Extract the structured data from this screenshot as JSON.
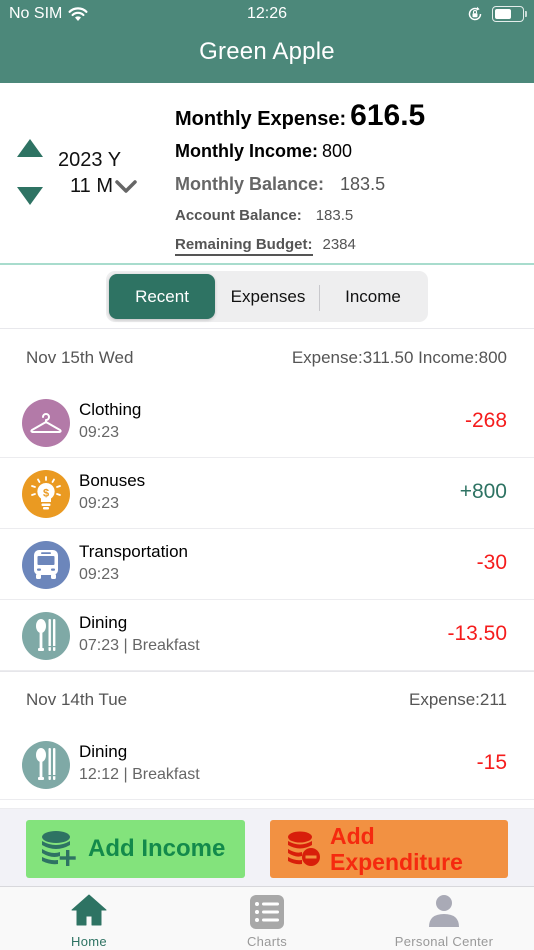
{
  "status_bar": {
    "carrier": "No SIM",
    "time": "12:26",
    "battery_level": 0.62
  },
  "header": {
    "title": "Green Apple"
  },
  "period": {
    "year": "2023 Y",
    "month": "11 M"
  },
  "summary": {
    "monthly_expense_label": "Monthly Expense:",
    "monthly_expense_value": "616.5",
    "monthly_income_label": "Monthly Income:",
    "monthly_income_value": "800",
    "monthly_balance_label": "Monthly Balance:",
    "monthly_balance_value": "183.5",
    "account_balance_label": "Account Balance:",
    "account_balance_value": "183.5",
    "remaining_budget_label": "Remaining Budget:",
    "remaining_budget_value": "2384"
  },
  "segments": {
    "active": 0,
    "tabs": [
      {
        "label": "Recent"
      },
      {
        "label": "Expenses"
      },
      {
        "label": "Income"
      }
    ]
  },
  "groups": [
    {
      "date": "Nov 15th  Wed",
      "totals": "Expense:311.50 Income:800",
      "items": [
        {
          "category": "Clothing",
          "sub": "09:23",
          "amount": "-268",
          "type": "expense",
          "icon": "hanger-icon",
          "color": "#b37aa8"
        },
        {
          "category": "Bonuses",
          "sub": "09:23",
          "amount": "+800",
          "type": "income",
          "icon": "lightbulb-dollar-icon",
          "color": "#ea9a22"
        },
        {
          "category": "Transportation",
          "sub": "09:23",
          "amount": "-30",
          "type": "expense",
          "icon": "bus-icon",
          "color": "#6c86bb"
        },
        {
          "category": "Dining",
          "sub": "07:23 | Breakfast",
          "amount": "-13.50",
          "type": "expense",
          "icon": "spoon-chopsticks-icon",
          "color": "#7fa9a6"
        }
      ]
    },
    {
      "date": "Nov 14th  Tue",
      "totals": "Expense:211",
      "items": [
        {
          "category": "Dining",
          "sub": "12:12 | Breakfast",
          "amount": "-15",
          "type": "expense",
          "icon": "spoon-chopsticks-icon",
          "color": "#7fa9a6"
        }
      ]
    }
  ],
  "actions": {
    "add_income": "Add Income",
    "add_expenditure": "Add Expenditure"
  },
  "tabbar": {
    "active": "Home",
    "items": [
      {
        "label": "Home"
      },
      {
        "label": "Charts"
      },
      {
        "label": "Personal Center"
      }
    ]
  },
  "colors": {
    "brand": "#4c887a",
    "accent": "#2e7363",
    "expense": "#f51c1c",
    "income": "#2e7363"
  }
}
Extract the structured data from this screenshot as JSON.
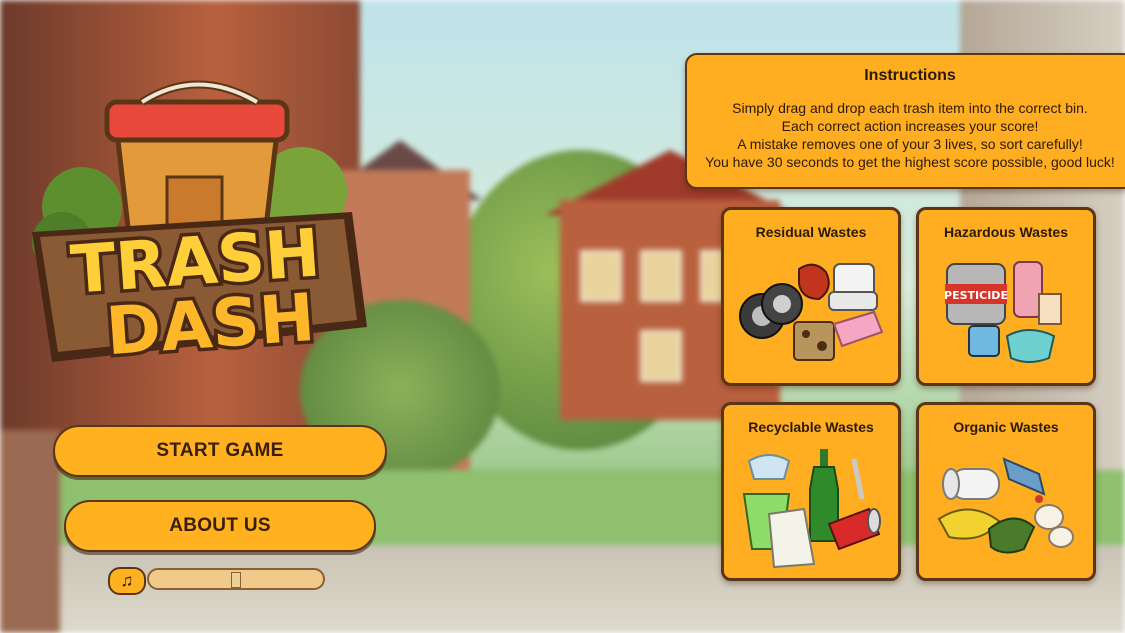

——

> [PROBLEM DETAILS] Give every record back exactly as it reads, with no images.

> [EXERCISE RESPONSE]
Extract the structured data from this screenshot as JSON.
{
  "status_bar": {
    "carrier": "No SIM",
    "time": "12:26",
    "battery_level": 0.62
  },
  "header": {
    "title": "Green Apple"
  },
  "period": {
    "year": "2023 Y",
    "month": "11 M"
  },
  "summary": {
    "monthly_expense_label": "Monthly Expense:",
    "monthly_expense_value": "616.5",
    "monthly_income_label": "Monthly Income:",
    "monthly_income_value": "800",
    "monthly_balance_label": "Monthly Balance:",
    "monthly_balance_value": "183.5",
    "account_balance_label": "Account Balance:",
    "account_balance_value": "183.5",
    "remaining_budget_label": "Remaining Budget:",
    "remaining_budget_value": "2384"
  },
  "segments": {
    "active": 0,
    "tabs": [
      {
        "label": "Recent"
      },
      {
        "label": "Expenses"
      },
      {
        "label": "Income"
      }
    ]
  },
  "groups": [
    {
      "date": "Nov 15th  Wed",
      "totals": "Expense:311.50 Income:800",
      "items": [
        {
          "category": "Clothing",
          "sub": "09:23",
          "amount": "-268",
          "type": "expense",
          "icon": "hanger-icon",
          "color": "#b37aa8"
        },
        {
          "category": "Bonuses",
          "sub": "09:23",
          "amount": "+800",
          "type": "income",
          "icon": "lightbulb-dollar-icon",
          "color": "#ea9a22"
        },
        {
          "category": "Transportation",
          "sub": "09:23",
          "amount": "-30",
          "type": "expense",
          "icon": "bus-icon",
          "color": "#6c86bb"
        },
        {
          "category": "Dining",
          "sub": "07:23 | Breakfast",
          "amount": "-13.50",
          "type": "expense",
          "icon": "spoon-chopsticks-icon",
          "color": "#7fa9a6"
        }
      ]
    },
    {
      "date": "Nov 14th  Tue",
      "totals": "Expense:211",
      "items": [
        {
          "category": "Dining",
          "sub": "12:12 | Breakfast",
          "amount": "-15",
          "type": "expense",
          "icon": "spoon-chopsticks-icon",
          "color": "#7fa9a6"
        }
      ]
    }
  ],
  "actions": {
    "add_income": "Add Income",
    "add_expenditure": "Add Expenditure"
  },
  "tabbar": {
    "active": "Home",
    "items": [
      {
        "label": "Home"
      },
      {
        "label": "Charts"
      },
      {
        "label": "Personal Center"
      }
    ]
  },
  "colors": {
    "brand": "#4c887a",
    "accent": "#2e7363",
    "expense": "#f51c1c",
    "income": "#2e7363"
  }
}
Extract the structured data from this screenshot as JSON.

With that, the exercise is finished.